══ Supplied material ══

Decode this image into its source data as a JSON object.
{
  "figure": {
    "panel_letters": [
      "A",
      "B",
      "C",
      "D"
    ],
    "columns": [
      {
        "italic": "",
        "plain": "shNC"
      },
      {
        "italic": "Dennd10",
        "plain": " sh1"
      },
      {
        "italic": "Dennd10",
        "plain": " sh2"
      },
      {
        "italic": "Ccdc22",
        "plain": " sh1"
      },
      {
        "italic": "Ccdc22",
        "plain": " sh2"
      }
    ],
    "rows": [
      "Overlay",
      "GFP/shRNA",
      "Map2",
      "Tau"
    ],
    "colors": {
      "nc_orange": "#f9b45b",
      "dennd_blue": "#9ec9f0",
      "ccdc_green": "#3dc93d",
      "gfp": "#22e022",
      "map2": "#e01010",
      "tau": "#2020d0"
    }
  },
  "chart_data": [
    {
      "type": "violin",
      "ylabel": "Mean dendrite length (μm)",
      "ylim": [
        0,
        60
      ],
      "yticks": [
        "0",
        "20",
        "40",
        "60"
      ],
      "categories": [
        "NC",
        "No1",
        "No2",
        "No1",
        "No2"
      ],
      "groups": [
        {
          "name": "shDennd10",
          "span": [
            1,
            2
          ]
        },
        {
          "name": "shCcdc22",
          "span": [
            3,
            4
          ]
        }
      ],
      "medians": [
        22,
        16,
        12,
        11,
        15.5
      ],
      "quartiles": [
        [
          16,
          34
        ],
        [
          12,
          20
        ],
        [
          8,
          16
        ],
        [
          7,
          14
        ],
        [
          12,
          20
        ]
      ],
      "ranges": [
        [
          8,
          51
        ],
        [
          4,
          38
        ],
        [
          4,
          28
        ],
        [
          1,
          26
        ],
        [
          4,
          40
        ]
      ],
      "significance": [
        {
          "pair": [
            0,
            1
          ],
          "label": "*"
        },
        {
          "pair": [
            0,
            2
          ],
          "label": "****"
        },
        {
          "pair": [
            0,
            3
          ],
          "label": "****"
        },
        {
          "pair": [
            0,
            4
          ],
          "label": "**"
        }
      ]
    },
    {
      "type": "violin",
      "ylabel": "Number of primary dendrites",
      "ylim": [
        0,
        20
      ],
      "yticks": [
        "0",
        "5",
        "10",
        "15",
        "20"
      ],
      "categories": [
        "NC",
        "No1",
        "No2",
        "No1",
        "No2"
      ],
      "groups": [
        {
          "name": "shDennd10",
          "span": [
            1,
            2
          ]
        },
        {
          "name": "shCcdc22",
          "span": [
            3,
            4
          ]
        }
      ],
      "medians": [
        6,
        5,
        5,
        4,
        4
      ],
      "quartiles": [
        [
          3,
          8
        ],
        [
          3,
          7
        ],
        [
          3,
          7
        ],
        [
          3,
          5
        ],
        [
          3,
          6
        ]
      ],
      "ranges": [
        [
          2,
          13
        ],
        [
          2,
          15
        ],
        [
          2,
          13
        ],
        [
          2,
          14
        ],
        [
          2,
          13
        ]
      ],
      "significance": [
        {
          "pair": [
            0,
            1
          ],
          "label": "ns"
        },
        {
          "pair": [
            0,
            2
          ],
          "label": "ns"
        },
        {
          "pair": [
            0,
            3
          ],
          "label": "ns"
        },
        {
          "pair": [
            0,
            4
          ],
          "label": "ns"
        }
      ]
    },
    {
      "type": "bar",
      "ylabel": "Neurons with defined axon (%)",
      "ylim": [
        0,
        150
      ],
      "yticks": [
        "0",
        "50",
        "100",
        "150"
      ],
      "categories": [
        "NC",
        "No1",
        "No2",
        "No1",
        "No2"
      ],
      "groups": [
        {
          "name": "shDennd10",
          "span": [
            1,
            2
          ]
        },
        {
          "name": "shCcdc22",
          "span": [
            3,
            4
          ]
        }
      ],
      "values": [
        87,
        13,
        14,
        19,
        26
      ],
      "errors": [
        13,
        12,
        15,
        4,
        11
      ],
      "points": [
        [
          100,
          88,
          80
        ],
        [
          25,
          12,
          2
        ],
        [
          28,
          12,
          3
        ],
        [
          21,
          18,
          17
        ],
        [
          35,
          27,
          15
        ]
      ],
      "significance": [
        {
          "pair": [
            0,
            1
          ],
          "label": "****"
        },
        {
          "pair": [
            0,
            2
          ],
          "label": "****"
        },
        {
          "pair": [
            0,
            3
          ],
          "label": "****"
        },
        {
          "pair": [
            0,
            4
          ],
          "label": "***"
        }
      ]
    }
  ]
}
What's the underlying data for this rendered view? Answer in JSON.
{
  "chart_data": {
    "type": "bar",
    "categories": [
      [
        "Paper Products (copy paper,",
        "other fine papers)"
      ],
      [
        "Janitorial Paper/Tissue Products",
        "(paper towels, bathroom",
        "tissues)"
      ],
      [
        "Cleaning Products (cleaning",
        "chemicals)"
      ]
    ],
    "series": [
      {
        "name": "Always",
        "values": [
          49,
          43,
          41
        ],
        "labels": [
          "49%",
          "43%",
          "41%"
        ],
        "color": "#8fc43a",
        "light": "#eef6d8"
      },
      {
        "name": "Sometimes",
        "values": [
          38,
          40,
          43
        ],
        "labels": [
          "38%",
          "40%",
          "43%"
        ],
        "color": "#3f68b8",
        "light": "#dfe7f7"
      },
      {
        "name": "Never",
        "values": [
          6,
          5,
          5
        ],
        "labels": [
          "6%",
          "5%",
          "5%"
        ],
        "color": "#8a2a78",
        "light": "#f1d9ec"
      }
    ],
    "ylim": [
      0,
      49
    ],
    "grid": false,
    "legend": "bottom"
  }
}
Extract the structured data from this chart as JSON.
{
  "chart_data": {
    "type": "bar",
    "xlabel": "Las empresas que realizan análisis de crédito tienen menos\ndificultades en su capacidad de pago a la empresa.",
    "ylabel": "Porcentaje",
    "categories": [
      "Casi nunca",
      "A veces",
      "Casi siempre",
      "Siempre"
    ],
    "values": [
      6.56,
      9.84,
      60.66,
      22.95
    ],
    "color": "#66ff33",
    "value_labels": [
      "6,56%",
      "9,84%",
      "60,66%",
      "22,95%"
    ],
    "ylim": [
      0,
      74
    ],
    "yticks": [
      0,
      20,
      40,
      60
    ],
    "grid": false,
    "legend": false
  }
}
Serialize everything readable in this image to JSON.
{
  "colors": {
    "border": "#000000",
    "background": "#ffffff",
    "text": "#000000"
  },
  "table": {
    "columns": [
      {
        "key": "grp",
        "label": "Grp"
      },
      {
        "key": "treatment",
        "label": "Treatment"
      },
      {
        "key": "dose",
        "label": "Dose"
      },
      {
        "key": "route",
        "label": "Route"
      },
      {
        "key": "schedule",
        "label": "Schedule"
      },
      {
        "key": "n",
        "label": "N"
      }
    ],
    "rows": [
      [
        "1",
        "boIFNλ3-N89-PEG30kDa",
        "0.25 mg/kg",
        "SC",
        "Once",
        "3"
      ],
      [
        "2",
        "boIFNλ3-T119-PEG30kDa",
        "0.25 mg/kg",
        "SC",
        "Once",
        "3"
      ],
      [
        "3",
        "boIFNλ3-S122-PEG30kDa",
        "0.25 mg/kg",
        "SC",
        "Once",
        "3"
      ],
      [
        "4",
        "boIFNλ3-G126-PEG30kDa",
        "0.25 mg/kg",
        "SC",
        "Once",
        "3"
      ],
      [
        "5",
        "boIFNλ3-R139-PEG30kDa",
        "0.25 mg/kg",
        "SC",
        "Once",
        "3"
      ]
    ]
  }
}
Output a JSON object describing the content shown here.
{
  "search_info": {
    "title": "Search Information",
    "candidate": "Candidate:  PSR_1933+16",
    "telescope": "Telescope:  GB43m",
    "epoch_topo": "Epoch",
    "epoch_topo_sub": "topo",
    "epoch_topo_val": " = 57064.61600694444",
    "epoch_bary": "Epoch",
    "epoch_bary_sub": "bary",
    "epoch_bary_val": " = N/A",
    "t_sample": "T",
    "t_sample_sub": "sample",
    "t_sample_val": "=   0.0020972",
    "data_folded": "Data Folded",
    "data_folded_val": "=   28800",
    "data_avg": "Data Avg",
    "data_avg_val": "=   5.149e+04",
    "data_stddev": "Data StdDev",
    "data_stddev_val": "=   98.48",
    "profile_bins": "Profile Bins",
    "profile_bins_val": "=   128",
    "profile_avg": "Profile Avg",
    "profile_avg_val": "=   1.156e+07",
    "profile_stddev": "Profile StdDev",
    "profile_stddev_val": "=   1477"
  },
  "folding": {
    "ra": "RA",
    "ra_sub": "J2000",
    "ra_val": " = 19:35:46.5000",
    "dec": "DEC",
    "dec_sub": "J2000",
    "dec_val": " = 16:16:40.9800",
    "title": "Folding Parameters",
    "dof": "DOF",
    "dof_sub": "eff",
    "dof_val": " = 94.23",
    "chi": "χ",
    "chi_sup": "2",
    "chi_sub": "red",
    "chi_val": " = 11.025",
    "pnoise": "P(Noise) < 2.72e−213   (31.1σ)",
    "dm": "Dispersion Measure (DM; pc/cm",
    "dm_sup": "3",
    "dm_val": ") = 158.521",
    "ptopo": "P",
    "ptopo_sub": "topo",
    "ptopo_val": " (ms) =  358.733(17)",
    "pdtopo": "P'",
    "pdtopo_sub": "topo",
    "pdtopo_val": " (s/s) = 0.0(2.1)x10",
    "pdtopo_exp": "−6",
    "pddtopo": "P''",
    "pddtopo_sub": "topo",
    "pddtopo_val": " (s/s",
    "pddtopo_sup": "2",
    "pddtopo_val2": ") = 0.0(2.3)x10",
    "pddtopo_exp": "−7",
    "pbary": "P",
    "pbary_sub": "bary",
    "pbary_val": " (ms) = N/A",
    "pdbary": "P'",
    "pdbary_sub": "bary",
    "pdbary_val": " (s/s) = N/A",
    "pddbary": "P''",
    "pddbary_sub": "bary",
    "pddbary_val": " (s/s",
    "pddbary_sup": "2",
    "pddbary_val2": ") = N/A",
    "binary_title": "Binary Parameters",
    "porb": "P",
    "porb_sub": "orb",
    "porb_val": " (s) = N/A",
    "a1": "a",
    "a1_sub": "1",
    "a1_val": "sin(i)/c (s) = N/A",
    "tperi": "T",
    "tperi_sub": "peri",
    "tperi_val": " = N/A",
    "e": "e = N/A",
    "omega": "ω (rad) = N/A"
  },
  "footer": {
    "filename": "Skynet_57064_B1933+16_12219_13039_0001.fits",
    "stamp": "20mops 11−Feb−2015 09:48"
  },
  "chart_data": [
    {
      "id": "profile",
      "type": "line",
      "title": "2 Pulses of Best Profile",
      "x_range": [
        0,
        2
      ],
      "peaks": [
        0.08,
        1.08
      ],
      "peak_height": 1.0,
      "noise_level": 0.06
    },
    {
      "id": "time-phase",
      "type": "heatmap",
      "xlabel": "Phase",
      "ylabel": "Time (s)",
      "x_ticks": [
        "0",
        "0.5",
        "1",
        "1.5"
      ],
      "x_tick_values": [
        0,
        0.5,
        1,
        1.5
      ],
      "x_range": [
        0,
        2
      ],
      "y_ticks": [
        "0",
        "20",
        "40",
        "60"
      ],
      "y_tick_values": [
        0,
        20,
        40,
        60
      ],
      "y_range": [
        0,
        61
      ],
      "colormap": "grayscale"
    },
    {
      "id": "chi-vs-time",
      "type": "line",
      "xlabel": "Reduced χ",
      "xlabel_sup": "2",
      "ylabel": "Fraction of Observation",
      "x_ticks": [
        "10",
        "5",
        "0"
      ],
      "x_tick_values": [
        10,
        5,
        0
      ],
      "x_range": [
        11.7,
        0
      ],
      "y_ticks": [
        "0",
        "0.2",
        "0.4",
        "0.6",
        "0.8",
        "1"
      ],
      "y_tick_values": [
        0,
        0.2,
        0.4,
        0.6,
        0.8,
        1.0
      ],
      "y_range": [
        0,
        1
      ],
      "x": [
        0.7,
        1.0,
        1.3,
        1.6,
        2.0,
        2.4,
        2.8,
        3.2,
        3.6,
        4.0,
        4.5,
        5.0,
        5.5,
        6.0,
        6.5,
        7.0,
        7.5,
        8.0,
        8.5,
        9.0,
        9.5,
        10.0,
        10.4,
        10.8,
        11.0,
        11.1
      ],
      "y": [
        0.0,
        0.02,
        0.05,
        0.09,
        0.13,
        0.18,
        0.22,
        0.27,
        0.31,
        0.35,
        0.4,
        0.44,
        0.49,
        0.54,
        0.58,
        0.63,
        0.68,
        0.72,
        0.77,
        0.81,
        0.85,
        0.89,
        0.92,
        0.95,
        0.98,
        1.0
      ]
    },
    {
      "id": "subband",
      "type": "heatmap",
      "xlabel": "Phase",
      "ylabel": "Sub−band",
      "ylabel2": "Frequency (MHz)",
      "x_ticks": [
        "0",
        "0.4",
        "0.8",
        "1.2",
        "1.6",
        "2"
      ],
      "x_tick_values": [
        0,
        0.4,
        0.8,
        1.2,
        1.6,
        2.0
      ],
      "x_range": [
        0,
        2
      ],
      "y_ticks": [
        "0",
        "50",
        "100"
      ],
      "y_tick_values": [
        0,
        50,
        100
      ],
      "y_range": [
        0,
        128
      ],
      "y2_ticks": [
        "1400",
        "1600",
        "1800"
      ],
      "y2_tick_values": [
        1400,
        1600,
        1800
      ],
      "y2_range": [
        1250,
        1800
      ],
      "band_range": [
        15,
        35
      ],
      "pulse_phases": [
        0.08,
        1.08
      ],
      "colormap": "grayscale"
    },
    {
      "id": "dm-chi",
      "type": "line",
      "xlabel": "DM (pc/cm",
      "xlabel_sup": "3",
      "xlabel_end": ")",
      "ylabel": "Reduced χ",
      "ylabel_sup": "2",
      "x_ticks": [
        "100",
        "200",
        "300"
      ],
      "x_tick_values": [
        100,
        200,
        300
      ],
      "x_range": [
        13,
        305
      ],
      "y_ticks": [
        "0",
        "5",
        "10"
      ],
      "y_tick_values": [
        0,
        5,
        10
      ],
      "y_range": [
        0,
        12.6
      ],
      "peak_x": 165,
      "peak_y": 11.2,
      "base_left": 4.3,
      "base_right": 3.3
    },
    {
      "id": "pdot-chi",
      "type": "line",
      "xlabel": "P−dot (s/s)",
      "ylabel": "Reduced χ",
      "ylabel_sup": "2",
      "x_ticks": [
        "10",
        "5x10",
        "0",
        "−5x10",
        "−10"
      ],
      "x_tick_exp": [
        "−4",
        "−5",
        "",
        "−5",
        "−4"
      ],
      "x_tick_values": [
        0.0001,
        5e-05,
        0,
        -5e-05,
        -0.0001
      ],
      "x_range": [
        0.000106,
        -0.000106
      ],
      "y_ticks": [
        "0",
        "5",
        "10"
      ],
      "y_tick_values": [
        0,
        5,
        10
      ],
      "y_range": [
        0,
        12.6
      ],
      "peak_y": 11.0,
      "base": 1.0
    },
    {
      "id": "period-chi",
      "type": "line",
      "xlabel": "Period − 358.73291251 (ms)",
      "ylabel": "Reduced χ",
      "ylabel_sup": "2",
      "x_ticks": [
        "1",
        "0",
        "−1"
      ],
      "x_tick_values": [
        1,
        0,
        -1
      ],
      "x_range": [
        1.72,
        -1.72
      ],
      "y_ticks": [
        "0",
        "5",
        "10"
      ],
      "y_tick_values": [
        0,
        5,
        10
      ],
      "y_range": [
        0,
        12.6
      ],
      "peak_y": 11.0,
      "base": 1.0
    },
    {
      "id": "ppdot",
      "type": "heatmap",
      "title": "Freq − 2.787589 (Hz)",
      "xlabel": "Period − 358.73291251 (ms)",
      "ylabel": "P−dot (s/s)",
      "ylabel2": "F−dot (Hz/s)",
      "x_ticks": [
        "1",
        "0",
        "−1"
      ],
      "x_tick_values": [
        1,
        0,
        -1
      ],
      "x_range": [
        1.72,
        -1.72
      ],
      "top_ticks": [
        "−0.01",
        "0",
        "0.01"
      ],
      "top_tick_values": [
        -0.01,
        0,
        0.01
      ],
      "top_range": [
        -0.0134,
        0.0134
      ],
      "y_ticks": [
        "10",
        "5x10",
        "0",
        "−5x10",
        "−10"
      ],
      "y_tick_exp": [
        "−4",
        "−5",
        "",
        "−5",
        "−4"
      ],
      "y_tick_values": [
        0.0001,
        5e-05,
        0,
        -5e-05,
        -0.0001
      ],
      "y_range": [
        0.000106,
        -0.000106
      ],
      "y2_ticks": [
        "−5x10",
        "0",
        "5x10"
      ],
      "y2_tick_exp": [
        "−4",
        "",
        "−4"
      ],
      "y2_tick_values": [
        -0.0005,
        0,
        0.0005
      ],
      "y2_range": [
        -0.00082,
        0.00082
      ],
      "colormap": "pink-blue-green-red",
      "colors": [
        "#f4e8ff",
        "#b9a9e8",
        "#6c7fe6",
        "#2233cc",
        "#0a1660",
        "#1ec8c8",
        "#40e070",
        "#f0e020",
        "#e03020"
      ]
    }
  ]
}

═══

→ Your goal: Keep only those lines of the records that hold "JSON", and return them.

→ Solved exercise:
Decode this image into its source data as a JSON object.
What's the underlying data for this rendered view? Answer in JSON.
Extract the structured data from this chart as JSON.
Serialize everything readable in this image to JSON.
Output a JSON object describing the content shown here.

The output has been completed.